Task brief: Extract each line bearing the word "Soil".
= = = =
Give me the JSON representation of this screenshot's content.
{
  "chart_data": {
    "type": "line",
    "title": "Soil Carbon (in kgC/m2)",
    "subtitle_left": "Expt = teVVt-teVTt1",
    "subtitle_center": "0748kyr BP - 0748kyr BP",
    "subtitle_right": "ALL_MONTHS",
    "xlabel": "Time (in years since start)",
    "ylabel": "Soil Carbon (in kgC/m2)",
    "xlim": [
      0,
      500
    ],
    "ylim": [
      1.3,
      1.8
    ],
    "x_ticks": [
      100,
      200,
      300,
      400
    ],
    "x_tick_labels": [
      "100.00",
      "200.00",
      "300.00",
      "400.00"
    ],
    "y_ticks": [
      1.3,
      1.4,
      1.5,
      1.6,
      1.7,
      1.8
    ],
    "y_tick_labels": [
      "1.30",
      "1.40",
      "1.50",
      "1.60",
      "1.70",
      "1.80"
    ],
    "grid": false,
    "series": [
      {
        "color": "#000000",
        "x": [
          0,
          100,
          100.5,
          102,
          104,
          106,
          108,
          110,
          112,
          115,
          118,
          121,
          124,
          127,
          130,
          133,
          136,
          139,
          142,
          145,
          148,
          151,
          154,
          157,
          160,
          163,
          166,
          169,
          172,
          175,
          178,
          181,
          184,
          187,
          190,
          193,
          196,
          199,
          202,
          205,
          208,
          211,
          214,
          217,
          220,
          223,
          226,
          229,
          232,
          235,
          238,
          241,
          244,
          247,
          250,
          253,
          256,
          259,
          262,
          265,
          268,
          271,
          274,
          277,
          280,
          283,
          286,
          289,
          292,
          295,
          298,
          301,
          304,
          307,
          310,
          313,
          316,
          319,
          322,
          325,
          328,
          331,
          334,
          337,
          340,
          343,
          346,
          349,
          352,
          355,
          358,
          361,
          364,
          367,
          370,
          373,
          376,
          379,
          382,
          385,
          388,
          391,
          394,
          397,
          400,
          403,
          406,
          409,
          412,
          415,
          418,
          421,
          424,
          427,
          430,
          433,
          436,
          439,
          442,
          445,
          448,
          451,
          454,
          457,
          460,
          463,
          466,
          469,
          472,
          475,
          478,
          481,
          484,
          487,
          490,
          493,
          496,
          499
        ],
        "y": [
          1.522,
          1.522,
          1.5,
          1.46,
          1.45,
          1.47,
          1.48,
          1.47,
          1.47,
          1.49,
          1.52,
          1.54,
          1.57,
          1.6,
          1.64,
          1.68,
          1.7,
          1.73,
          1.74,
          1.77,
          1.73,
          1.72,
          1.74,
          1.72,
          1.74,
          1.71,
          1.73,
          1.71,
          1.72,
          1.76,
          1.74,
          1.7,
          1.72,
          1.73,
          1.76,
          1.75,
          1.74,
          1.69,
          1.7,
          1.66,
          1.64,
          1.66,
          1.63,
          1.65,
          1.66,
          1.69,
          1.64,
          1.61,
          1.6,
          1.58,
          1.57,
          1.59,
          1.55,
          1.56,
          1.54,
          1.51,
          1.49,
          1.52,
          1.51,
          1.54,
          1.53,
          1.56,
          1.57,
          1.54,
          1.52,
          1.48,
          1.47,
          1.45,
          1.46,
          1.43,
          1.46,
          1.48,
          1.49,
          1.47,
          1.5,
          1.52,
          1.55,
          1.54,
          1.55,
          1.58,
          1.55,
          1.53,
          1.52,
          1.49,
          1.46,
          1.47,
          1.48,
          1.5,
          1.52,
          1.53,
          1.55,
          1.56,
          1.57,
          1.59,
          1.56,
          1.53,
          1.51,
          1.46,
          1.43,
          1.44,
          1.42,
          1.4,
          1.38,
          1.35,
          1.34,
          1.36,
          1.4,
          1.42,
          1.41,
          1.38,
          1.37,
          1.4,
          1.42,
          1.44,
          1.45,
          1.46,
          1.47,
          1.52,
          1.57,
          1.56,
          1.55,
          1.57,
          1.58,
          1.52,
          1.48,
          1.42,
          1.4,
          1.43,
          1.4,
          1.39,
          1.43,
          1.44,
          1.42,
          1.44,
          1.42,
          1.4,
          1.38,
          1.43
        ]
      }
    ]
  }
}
= = = =
Task result:
    "title": "Soil Carbon (in kgC/m2)",
    "ylabel": "Soil Carbon (in kgC/m2)",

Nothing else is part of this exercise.